### What to do
From the entries below, pull out each line where "five" appears.

### Entries supplied
====================

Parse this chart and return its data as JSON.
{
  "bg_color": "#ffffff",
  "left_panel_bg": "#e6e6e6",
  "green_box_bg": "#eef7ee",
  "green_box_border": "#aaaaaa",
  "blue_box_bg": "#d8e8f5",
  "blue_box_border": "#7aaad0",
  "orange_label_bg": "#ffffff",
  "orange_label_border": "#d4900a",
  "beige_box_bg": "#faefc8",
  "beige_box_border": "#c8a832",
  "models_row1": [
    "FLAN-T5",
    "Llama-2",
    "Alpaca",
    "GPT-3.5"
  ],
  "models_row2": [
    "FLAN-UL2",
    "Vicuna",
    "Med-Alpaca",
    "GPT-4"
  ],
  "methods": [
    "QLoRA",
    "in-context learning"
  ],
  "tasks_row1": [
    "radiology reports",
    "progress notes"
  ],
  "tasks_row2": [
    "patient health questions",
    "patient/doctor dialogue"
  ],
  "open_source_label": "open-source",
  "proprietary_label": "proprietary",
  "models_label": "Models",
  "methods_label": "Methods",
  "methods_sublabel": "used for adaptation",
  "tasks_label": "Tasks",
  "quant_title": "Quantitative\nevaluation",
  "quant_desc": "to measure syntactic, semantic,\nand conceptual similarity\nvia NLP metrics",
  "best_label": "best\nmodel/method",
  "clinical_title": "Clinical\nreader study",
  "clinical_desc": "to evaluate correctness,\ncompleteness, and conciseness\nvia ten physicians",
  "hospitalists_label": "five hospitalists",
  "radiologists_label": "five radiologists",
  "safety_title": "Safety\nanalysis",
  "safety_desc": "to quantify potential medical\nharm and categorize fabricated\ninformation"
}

====================

### Answer in full
  "hospitalists_label": "five hospitalists",
  "radiologists_label": "five radiologists",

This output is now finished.